Write the listing out again, all of it, word for word.

————

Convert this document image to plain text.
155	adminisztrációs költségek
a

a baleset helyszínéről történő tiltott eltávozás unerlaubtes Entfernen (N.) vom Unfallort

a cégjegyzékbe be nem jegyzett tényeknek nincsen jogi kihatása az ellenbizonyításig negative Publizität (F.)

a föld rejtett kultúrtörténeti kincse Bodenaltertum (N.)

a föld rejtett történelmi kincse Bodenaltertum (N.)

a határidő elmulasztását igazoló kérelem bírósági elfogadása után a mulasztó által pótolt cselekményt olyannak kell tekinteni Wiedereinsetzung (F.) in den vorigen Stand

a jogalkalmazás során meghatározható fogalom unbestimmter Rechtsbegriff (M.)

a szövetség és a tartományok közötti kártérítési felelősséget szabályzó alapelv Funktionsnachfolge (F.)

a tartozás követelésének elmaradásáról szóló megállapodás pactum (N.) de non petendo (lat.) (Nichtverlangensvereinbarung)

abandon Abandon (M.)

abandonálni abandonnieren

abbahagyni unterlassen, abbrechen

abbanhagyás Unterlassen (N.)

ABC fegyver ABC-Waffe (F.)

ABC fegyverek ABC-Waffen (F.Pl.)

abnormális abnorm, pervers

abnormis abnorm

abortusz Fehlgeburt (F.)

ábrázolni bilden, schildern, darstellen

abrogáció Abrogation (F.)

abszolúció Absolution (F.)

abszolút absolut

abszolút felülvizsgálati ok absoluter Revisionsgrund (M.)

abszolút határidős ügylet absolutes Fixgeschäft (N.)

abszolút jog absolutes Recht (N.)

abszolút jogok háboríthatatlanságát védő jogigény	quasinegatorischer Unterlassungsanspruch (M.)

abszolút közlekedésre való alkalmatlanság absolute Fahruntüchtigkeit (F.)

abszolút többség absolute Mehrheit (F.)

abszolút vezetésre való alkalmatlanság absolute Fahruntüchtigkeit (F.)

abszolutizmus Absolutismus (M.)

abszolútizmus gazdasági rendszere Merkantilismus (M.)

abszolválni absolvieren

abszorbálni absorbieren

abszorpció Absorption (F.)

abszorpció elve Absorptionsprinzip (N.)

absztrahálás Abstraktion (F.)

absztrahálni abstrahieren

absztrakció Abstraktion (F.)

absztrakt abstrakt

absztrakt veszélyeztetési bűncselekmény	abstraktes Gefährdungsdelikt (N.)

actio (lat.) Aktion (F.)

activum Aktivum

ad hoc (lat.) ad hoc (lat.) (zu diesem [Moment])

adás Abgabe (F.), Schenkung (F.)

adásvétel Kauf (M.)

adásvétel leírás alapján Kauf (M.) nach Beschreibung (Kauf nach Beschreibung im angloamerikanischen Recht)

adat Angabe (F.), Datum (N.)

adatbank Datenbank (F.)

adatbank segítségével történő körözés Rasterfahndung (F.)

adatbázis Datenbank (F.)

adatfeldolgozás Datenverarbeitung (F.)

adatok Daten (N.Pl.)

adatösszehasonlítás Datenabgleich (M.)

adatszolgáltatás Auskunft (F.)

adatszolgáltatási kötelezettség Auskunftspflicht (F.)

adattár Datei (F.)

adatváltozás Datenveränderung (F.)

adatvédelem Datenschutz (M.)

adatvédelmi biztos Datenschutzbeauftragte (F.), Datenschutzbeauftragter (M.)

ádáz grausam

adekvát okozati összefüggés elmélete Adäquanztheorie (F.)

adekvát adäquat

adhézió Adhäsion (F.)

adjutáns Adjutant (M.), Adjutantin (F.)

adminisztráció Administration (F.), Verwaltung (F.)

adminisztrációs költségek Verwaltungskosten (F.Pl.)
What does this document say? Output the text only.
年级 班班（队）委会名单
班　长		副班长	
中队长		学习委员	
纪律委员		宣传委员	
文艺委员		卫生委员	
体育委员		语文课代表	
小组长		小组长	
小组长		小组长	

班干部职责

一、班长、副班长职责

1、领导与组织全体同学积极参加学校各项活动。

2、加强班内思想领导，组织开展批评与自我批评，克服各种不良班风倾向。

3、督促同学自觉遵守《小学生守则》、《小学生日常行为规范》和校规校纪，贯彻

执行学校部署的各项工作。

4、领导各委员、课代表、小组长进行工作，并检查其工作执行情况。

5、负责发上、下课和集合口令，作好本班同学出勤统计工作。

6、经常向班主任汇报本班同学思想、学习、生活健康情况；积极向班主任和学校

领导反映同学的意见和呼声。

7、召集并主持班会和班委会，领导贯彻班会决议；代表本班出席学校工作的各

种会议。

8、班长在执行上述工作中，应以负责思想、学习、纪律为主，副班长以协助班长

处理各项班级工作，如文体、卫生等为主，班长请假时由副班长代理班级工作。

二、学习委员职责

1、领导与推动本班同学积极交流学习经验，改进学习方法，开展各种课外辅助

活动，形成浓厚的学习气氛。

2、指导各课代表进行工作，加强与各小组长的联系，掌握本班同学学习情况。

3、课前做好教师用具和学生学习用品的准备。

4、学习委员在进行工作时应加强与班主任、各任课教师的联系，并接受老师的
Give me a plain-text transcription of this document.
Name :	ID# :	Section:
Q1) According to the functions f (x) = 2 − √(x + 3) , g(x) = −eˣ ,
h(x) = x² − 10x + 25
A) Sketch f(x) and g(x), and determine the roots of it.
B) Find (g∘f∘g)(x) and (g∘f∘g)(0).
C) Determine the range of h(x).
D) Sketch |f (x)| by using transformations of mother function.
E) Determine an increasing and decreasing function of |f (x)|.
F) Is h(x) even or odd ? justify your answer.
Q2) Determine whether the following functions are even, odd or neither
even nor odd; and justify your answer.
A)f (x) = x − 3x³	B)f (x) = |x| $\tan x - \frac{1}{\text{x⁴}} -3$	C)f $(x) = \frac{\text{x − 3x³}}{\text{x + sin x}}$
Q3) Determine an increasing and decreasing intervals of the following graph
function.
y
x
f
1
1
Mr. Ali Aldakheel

————

RESPONSE –
Convert this document image to plain text.
155	adminisztrációs költségek
a

a baleset helyszínéről történő tiltott eltávozás unerlaubtes Entfernen (N.) vom Unfallort

a cégjegyzékbe be nem jegyzett tényeknek nincsen jogi kihatása az ellenbizonyításig negative Publizität (F.)

a föld rejtett kultúrtörténeti kincse Bodenaltertum (N.)

a föld rejtett történelmi kincse Bodenaltertum (N.)

a határidő elmulasztását igazoló kérelem bírósági elfogadása után a mulasztó által pótolt cselekményt olyannak kell tekinteni Wiedereinsetzung (F.) in den vorigen Stand

a jogalkalmazás során meghatározható fogalom unbestimmter Rechtsbegriff (M.)

a szövetség és a tartományok közötti kártérítési felelősséget szabályzó alapelv Funktionsnachfolge (F.)

a tartozás követelésének elmaradásáról szóló megállapodás pactum (N.) de non petendo (lat.) (Nichtverlangensvereinbarung)

abandon Abandon (M.)

abandonálni abandonnieren

abbahagyni unterlassen, abbrechen

abbanhagyás Unterlassen (N.)

ABC fegyver ABC-Waffe (F.)

ABC fegyverek ABC-Waffen (F.Pl.)

abnormális abnorm, pervers

abnormis abnorm

abortusz Fehlgeburt (F.)

ábrázolni bilden, schildern, darstellen

abrogáció Abrogation (F.)

abszolúció Absolution (F.)

abszolút absolut

abszolút felülvizsgálati ok absoluter Revisionsgrund (M.)

abszolút határidős ügylet absolutes Fixgeschäft (N.)

abszolút jog absolutes Recht (N.)

abszolút jogok háboríthatatlanságát védő jogigény	quasinegatorischer Unterlassungsanspruch (M.)

abszolút közlekedésre való alkalmatlanság absolute Fahruntüchtigkeit (F.)

abszolút többség absolute Mehrheit (F.)

abszolút vezetésre való alkalmatlanság absolute Fahruntüchtigkeit (F.)

abszolutizmus Absolutismus (M.)

abszolútizmus gazdasági rendszere Merkantilismus (M.)

abszolválni absolvieren

abszorbálni absorbieren

abszorpció Absorption (F.)

abszorpció elve Absorptionsprinzip (N.)

absztrahálás Abstraktion (F.)

absztrahálni abstrahieren

absztrakció Abstraktion (F.)

absztrakt abstrakt

absztrakt veszélyeztetési bűncselekmény	abstraktes Gefährdungsdelikt (N.)

actio (lat.) Aktion (F.)

activum Aktivum

ad hoc (lat.) ad hoc (lat.) (zu diesem [Moment])

adás Abgabe (F.), Schenkung (F.)

adásvétel Kauf (M.)

adásvétel leírás alapján Kauf (M.) nach Beschreibung (Kauf nach Beschreibung im angloamerikanischen Recht)

adat Angabe (F.), Datum (N.)

adatbank Datenbank (F.)

adatbank segítségével történő körözés Rasterfahndung (F.)

adatbázis Datenbank (F.)

adatfeldolgozás Datenverarbeitung (F.)

adatok Daten (N.Pl.)

adatösszehasonlítás Datenabgleich (M.)

adatszolgáltatás Auskunft (F.)

adatszolgáltatási kötelezettség Auskunftspflicht (F.)

adattár Datei (F.)

adatváltozás Datenveränderung (F.)

adatvédelem Datenschutz (M.)

adatvédelmi biztos Datenschutzbeauftragte (F.), Datenschutzbeauftragter (M.)

ádáz grausam

adekvát okozati összefüggés elmélete Adäquanztheorie (F.)

adekvát adäquat

adhézió Adhäsion (F.)

adjutáns Adjutant (M.), Adjutantin (F.)

adminisztráció Administration (F.), Verwaltung (F.)

adminisztrációs költségek Verwaltungskosten (F.Pl.)
What does this document say? Output the text only.
年级 班班（队）委会名单
班　长		副班长	
中队长		学习委员	
纪律委员		宣传委员	
文艺委员		卫生委员	
体育委员		语文课代表	
小组长		小组长	
小组长		小组长	

班干部职责

一、班长、副班长职责

1、领导与组织全体同学积极参加学校各项活动。

2、加强班内思想领导，组织开展批评与自我批评，克服各种不良班风倾向。

3、督促同学自觉遵守《小学生守则》、《小学生日常行为规范》和校规校纪，贯彻

执行学校部署的各项工作。

4、领导各委员、课代表、小组长进行工作，并检查其工作执行情况。

5、负责发上、下课和集合口令，作好本班同学出勤统计工作。

6、经常向班主任汇报本班同学思想、学习、生活健康情况；积极向班主任和学校

领导反映同学的意见和呼声。

7、召集并主持班会和班委会，领导贯彻班会决议；代表本班出席学校工作的各

种会议。

8、班长在执行上述工作中，应以负责思想、学习、纪律为主，副班长以协助班长

处理各项班级工作，如文体、卫生等为主，班长请假时由副班长代理班级工作。

二、学习委员职责

1、领导与推动本班同学积极交流学习经验，改进学习方法，开展各种课外辅助

活动，形成浓厚的学习气氛。

2、指导各课代表进行工作，加强与各小组长的联系，掌握本班同学学习情况。

3、课前做好教师用具和学生学习用品的准备。

4、学习委员在进行工作时应加强与班主任、各任课教师的联系，并接受老师的
Give me a plain-text transcription of this document.
Name :	ID# :	Section:
Q1) According to the functions f (x) = 2 − √(x + 3) , g(x) = −eˣ ,
h(x) = x² − 10x + 25
A) Sketch f(x) and g(x), and determine the roots of it.
B) Find (g∘f∘g)(x) and (g∘f∘g)(0).
C) Determine the range of h(x).
D) Sketch |f (x)| by using transformations of mother function.
E) Determine an increasing and decreasing function of |f (x)|.
F) Is h(x) even or odd ? justify your answer.
Q2) Determine whether the following functions are even, odd or neither
even nor odd; and justify your answer.
A)f (x) = x − 3x³	B)f (x) = |x| $\tan x - \frac{1}{\text{x⁴}} -3$	C)f $(x) = \frac{\text{x − 3x³}}{\text{x + sin x}}$
Q3) Determine an increasing and decreasing intervals of the following graph
function.
y
x
f
1
1
Mr. Ali Aldakheel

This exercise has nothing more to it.